● **EXERCISE DETAILS**
Report all lines from the entries below in which "fuentes" appears.

(Dataset items)
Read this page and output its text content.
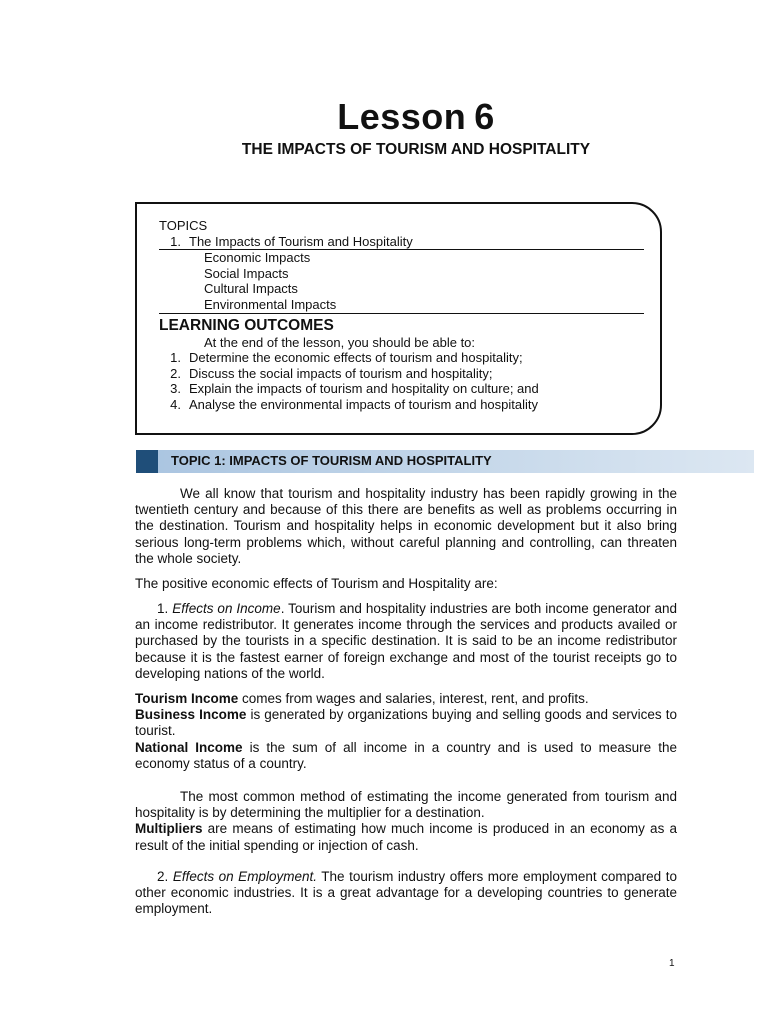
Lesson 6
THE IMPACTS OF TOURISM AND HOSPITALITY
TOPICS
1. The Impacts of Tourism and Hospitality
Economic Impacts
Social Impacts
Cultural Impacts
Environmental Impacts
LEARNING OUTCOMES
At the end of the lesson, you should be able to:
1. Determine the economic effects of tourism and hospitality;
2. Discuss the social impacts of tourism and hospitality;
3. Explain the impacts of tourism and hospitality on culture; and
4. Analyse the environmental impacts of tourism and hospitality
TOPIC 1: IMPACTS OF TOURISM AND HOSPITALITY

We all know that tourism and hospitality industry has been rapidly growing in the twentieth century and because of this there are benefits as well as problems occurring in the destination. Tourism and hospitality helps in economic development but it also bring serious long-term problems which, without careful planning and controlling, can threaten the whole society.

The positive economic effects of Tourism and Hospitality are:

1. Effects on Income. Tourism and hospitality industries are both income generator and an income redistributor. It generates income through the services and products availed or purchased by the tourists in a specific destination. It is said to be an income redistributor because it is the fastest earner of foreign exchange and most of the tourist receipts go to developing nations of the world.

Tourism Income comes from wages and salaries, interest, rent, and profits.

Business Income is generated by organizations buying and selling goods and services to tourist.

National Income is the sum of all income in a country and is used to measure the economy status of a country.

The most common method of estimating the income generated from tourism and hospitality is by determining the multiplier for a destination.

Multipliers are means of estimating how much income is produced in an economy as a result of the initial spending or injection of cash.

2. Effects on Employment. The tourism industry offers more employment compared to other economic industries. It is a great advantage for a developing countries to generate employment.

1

* * *

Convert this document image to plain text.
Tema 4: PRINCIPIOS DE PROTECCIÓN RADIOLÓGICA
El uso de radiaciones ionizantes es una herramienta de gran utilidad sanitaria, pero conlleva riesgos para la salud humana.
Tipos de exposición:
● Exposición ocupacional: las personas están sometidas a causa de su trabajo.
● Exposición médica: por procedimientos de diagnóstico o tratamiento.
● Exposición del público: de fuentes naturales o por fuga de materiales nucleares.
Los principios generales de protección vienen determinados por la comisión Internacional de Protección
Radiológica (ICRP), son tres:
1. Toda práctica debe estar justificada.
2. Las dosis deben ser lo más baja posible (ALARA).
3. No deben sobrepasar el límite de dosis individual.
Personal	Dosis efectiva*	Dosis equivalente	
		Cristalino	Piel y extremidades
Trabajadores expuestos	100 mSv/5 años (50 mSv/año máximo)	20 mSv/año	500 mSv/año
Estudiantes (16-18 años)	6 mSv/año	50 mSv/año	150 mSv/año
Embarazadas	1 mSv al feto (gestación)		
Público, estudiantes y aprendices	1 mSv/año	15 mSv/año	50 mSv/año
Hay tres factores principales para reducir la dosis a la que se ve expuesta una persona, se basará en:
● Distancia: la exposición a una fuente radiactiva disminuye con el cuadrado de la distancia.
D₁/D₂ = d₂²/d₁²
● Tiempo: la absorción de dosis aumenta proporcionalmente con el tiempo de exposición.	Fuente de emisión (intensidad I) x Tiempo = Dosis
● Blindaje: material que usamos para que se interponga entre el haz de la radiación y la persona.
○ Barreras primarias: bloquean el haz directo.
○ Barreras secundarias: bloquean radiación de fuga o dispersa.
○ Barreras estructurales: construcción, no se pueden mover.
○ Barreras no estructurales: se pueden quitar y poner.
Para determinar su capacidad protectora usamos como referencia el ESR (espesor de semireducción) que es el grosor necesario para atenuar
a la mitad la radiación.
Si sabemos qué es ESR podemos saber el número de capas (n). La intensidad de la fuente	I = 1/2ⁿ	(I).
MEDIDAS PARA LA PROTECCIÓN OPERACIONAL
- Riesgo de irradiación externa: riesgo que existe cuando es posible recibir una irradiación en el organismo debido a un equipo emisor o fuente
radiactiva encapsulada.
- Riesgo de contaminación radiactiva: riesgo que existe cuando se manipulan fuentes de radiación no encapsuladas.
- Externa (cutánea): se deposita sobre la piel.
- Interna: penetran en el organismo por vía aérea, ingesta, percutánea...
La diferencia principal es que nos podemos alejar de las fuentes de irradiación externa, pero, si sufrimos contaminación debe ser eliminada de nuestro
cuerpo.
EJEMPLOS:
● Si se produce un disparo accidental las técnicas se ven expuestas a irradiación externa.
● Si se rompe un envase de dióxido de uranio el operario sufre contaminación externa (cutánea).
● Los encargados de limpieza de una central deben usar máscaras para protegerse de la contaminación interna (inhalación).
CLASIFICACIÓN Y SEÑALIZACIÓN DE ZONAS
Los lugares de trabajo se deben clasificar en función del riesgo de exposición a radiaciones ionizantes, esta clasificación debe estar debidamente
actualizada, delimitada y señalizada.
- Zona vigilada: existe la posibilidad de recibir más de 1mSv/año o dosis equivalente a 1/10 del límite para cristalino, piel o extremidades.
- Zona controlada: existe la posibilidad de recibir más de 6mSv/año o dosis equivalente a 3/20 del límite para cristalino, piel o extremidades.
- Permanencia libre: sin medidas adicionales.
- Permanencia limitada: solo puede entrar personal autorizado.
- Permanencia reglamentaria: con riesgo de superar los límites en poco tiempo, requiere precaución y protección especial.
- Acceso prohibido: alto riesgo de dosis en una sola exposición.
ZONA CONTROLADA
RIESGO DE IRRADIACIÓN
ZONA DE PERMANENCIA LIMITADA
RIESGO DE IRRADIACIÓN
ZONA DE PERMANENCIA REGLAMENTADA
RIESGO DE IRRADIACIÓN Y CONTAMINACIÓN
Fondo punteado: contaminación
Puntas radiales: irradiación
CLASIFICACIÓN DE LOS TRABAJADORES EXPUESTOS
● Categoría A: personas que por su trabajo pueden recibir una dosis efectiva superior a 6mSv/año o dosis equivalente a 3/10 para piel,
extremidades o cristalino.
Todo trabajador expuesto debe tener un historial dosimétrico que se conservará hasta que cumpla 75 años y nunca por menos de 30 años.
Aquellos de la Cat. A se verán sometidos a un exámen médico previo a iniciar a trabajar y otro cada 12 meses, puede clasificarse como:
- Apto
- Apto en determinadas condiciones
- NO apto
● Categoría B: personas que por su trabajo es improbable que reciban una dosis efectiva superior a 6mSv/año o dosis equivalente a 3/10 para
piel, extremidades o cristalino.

● **WRITTEN RESPONSE**
● Exposición del público: de fuentes naturales o por fuga de materiales nucleares.
- Riesgo de contaminación radiactiva: riesgo que existe cuando se manipulan fuentes de radiación no encapsuladas.
La diferencia principal es que nos podemos alejar de las fuentes de irradiación externa, pero, si sufrimos contaminación debe ser eliminada de nuestro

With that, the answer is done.